== Written exercise ==
Extract every line of the records below and reproduce each one character for character.

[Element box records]

····················

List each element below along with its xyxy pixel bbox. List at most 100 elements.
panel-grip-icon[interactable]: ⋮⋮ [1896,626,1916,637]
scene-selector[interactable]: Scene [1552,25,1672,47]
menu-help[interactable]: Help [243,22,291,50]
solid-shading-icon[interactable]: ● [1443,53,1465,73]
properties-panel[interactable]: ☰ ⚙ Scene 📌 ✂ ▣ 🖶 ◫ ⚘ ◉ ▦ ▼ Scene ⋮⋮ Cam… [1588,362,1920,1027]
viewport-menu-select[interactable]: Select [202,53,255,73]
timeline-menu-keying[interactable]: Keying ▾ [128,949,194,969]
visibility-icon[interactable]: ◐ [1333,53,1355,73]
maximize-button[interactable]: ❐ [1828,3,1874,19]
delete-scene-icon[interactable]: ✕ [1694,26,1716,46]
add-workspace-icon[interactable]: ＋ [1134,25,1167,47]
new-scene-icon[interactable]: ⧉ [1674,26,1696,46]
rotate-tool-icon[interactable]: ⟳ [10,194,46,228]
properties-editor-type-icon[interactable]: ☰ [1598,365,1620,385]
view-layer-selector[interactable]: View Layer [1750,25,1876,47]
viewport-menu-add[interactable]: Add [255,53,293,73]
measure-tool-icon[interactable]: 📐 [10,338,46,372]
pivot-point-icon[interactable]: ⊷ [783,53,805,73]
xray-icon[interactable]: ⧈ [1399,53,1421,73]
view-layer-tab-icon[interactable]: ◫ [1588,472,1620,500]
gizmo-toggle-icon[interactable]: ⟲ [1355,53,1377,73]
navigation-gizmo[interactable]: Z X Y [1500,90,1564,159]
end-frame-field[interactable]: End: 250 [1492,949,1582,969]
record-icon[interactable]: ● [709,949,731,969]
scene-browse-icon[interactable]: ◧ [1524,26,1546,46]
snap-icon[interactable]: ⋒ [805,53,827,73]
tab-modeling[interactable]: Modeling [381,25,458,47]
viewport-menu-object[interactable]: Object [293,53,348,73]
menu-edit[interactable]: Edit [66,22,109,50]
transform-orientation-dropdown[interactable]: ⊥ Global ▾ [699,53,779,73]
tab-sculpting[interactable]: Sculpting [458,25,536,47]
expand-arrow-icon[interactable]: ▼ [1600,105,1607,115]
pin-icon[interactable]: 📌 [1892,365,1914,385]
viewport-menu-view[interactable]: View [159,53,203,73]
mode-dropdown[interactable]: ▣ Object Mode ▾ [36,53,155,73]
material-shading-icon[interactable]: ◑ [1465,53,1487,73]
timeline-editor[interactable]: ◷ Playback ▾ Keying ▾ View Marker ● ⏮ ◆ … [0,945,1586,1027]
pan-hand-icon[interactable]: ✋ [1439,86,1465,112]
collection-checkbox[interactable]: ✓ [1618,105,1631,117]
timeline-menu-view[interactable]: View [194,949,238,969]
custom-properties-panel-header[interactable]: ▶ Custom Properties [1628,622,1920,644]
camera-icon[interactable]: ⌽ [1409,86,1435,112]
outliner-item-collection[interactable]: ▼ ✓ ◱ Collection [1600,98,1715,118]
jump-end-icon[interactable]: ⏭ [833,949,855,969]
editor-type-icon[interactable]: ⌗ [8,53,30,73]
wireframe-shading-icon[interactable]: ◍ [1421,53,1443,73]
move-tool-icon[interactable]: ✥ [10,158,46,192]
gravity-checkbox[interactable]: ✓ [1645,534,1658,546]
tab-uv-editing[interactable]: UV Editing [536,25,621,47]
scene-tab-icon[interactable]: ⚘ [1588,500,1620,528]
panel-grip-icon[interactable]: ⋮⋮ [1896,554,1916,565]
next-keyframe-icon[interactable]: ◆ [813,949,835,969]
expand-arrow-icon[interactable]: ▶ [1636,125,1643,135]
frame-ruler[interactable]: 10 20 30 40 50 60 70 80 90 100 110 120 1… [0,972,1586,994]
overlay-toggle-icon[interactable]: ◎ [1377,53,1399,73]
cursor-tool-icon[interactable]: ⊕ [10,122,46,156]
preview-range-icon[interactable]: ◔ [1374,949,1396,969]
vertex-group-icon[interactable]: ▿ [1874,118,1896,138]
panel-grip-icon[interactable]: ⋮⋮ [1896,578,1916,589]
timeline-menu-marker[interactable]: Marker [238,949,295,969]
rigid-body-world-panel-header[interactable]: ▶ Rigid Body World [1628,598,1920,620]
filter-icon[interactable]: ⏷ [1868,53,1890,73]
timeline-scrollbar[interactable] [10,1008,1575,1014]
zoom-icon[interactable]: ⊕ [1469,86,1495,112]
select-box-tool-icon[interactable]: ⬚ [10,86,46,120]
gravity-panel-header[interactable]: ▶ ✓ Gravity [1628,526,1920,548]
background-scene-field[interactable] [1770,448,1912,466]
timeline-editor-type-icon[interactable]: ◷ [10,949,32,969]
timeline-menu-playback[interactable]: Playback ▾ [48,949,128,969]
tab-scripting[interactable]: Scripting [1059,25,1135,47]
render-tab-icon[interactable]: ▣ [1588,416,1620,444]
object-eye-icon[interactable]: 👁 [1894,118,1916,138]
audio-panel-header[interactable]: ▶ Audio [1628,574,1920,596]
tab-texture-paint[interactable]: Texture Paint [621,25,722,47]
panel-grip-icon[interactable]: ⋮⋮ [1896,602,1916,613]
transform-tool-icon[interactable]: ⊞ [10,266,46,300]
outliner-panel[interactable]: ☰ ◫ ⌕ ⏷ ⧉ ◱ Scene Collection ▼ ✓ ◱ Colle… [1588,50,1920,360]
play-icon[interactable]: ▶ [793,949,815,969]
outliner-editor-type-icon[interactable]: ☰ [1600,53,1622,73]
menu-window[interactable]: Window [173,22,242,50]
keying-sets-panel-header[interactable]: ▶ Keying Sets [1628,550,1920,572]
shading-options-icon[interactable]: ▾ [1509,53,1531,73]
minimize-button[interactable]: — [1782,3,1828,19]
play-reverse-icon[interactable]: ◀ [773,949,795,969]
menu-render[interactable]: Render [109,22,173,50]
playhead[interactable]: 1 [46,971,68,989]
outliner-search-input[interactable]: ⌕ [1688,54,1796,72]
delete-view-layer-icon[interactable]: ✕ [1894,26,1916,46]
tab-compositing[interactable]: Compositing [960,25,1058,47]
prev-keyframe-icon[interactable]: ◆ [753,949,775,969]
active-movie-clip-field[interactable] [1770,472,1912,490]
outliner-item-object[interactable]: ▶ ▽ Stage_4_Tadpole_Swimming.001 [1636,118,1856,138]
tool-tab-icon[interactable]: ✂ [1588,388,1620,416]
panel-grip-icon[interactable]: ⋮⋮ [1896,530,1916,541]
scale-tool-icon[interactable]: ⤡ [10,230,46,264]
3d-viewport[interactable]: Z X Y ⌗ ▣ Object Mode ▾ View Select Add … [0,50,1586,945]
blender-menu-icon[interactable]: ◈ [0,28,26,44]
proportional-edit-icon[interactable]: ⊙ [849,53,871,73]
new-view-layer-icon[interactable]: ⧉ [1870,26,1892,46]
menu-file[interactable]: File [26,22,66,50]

····················

== Expected answer ==
List each element below along with its xyxy pixel bbox. List at most 100 elements.
panel-grip-icon[interactable]: ⋮⋮ [1896,626,1916,637]
scene-selector[interactable]: Scene [1552,25,1672,47]
menu-help[interactable]: Help [243,22,291,50]
solid-shading-icon[interactable]: ● [1443,53,1465,73]
properties-panel[interactable]: ☰ ⚙ Scene 📌 ✂ ▣ 🖶 ◫ ⚘ ◉ ▦ ▼ Scene ⋮⋮ Cam… [1588,362,1920,1027]
viewport-menu-select[interactable]: Select [202,53,255,73]
timeline-menu-keying[interactable]: Keying ▾ [128,949,194,969]
visibility-icon[interactable]: ◐ [1333,53,1355,73]
maximize-button[interactable]: ❐ [1828,3,1874,19]
delete-scene-icon[interactable]: ✕ [1694,26,1716,46]
add-workspace-icon[interactable]: ＋ [1134,25,1167,47]
new-scene-icon[interactable]: ⧉ [1674,26,1696,46]
rotate-tool-icon[interactable]: ⟳ [10,194,46,228]
properties-editor-type-icon[interactable]: ☰ [1598,365,1620,385]
view-layer-selector[interactable]: View Layer [1750,25,1876,47]
viewport-menu-add[interactable]: Add [255,53,293,73]
measure-tool-icon[interactable]: 📐 [10,338,46,372]
pivot-point-icon[interactable]: ⊷ [783,53,805,73]
xray-icon[interactable]: ⧈ [1399,53,1421,73]
view-layer-tab-icon[interactable]: ◫ [1588,472,1620,500]
gizmo-toggle-icon[interactable]: ⟲ [1355,53,1377,73]
navigation-gizmo[interactable]: Z X Y [1500,90,1564,159]
end-frame-field[interactable]: End: 250 [1492,949,1582,969]
record-icon[interactable]: ● [709,949,731,969]
scene-browse-icon[interactable]: ◧ [1524,26,1546,46]
snap-icon[interactable]: ⋒ [805,53,827,73]
tab-modeling[interactable]: Modeling [381,25,458,47]
viewport-menu-object[interactable]: Object [293,53,348,73]
menu-edit[interactable]: Edit [66,22,109,50]
transform-orientation-dropdown[interactable]: ⊥ Global ▾ [699,53,779,73]
tab-sculpting[interactable]: Sculpting [458,25,536,47]
expand-arrow-icon[interactable]: ▼ [1600,105,1607,115]
pin-icon[interactable]: 📌 [1892,365,1914,385]
viewport-menu-view[interactable]: View [159,53,203,73]
mode-dropdown[interactable]: ▣ Object Mode ▾ [36,53,155,73]
material-shading-icon[interactable]: ◑ [1465,53,1487,73]
timeline-editor[interactable]: ◷ Playback ▾ Keying ▾ View Marker ● ⏮ ◆ … [0,945,1586,1027]
pan-hand-icon[interactable]: ✋ [1439,86,1465,112]
collection-checkbox[interactable]: ✓ [1618,105,1631,117]
timeline-menu-view[interactable]: View [194,949,238,969]
custom-properties-panel-header[interactable]: ▶ Custom Properties [1628,622,1920,644]
camera-icon[interactable]: ⌽ [1409,86,1435,112]
outliner-item-collection[interactable]: ▼ ✓ ◱ Collection [1600,98,1715,118]
jump-end-icon[interactable]: ⏭ [833,949,855,969]
editor-type-icon[interactable]: ⌗ [8,53,30,73]
wireframe-shading-icon[interactable]: ◍ [1421,53,1443,73]
move-tool-icon[interactable]: ✥ [10,158,46,192]
gravity-checkbox[interactable]: ✓ [1645,534,1658,546]
tab-uv-editing[interactable]: UV Editing [536,25,621,47]
scene-tab-icon[interactable]: ⚘ [1588,500,1620,528]
panel-grip-icon[interactable]: ⋮⋮ [1896,554,1916,565]
next-keyframe-icon[interactable]: ◆ [813,949,835,969]
expand-arrow-icon[interactable]: ▶ [1636,125,1643,135]
frame-ruler[interactable]: 10 20 30 40 50 60 70 80 90 100 110 120 1… [0,972,1586,994]
overlay-toggle-icon[interactable]: ◎ [1377,53,1399,73]
cursor-tool-icon[interactable]: ⊕ [10,122,46,156]
preview-range-icon[interactable]: ◔ [1374,949,1396,969]
vertex-group-icon[interactable]: ▿ [1874,118,1896,138]
panel-grip-icon[interactable]: ⋮⋮ [1896,578,1916,589]
timeline-menu-marker[interactable]: Marker [238,949,295,969]
rigid-body-world-panel-header[interactable]: ▶ Rigid Body World [1628,598,1920,620]
filter-icon[interactable]: ⏷ [1868,53,1890,73]
timeline-scrollbar[interactable] [10,1008,1575,1014]
zoom-icon[interactable]: ⊕ [1469,86,1495,112]
select-box-tool-icon[interactable]: ⬚ [10,86,46,120]
gravity-panel-header[interactable]: ▶ ✓ Gravity [1628,526,1920,548]
background-scene-field[interactable] [1770,448,1912,466]
timeline-editor-type-icon[interactable]: ◷ [10,949,32,969]
timeline-menu-playback[interactable]: Playback ▾ [48,949,128,969]
tab-scripting[interactable]: Scripting [1059,25,1135,47]
render-tab-icon[interactable]: ▣ [1588,416,1620,444]
object-eye-icon[interactable]: 👁 [1894,118,1916,138]
audio-panel-header[interactable]: ▶ Audio [1628,574,1920,596]
tab-texture-paint[interactable]: Texture Paint [621,25,722,47]
panel-grip-icon[interactable]: ⋮⋮ [1896,602,1916,613]
transform-tool-icon[interactable]: ⊞ [10,266,46,300]
outliner-panel[interactable]: ☰ ◫ ⌕ ⏷ ⧉ ◱ Scene Collection ▼ ✓ ◱ Colle… [1588,50,1920,360]
play-icon[interactable]: ▶ [793,949,815,969]
outliner-editor-type-icon[interactable]: ☰ [1600,53,1622,73]
menu-window[interactable]: Window [173,22,242,50]
keying-sets-panel-header[interactable]: ▶ Keying Sets [1628,550,1920,572]
shading-options-icon[interactable]: ▾ [1509,53,1531,73]
minimize-button[interactable]: — [1782,3,1828,19]
play-reverse-icon[interactable]: ◀ [773,949,795,969]
menu-render[interactable]: Render [109,22,173,50]
playhead[interactable]: 1 [46,971,68,989]
outliner-search-input[interactable]: ⌕ [1688,54,1796,72]
delete-view-layer-icon[interactable]: ✕ [1894,26,1916,46]
tab-compositing[interactable]: Compositing [960,25,1058,47]
prev-keyframe-icon[interactable]: ◆ [753,949,775,969]
active-movie-clip-field[interactable] [1770,472,1912,490]
outliner-item-object[interactable]: ▶ ▽ Stage_4_Tadpole_Swimming.001 [1636,118,1856,138]
tool-tab-icon[interactable]: ✂ [1588,388,1620,416]
panel-grip-icon[interactable]: ⋮⋮ [1896,530,1916,541]
scale-tool-icon[interactable]: ⤡ [10,230,46,264]
3d-viewport[interactable]: Z X Y ⌗ ▣ Object Mode ▾ View Select Add … [0,50,1586,945]
blender-menu-icon[interactable]: ◈ [0,28,26,44]
proportional-edit-icon[interactable]: ⊙ [849,53,871,73]
new-view-layer-icon[interactable]: ⧉ [1870,26,1892,46]
menu-file[interactable]: File [26,22,66,50]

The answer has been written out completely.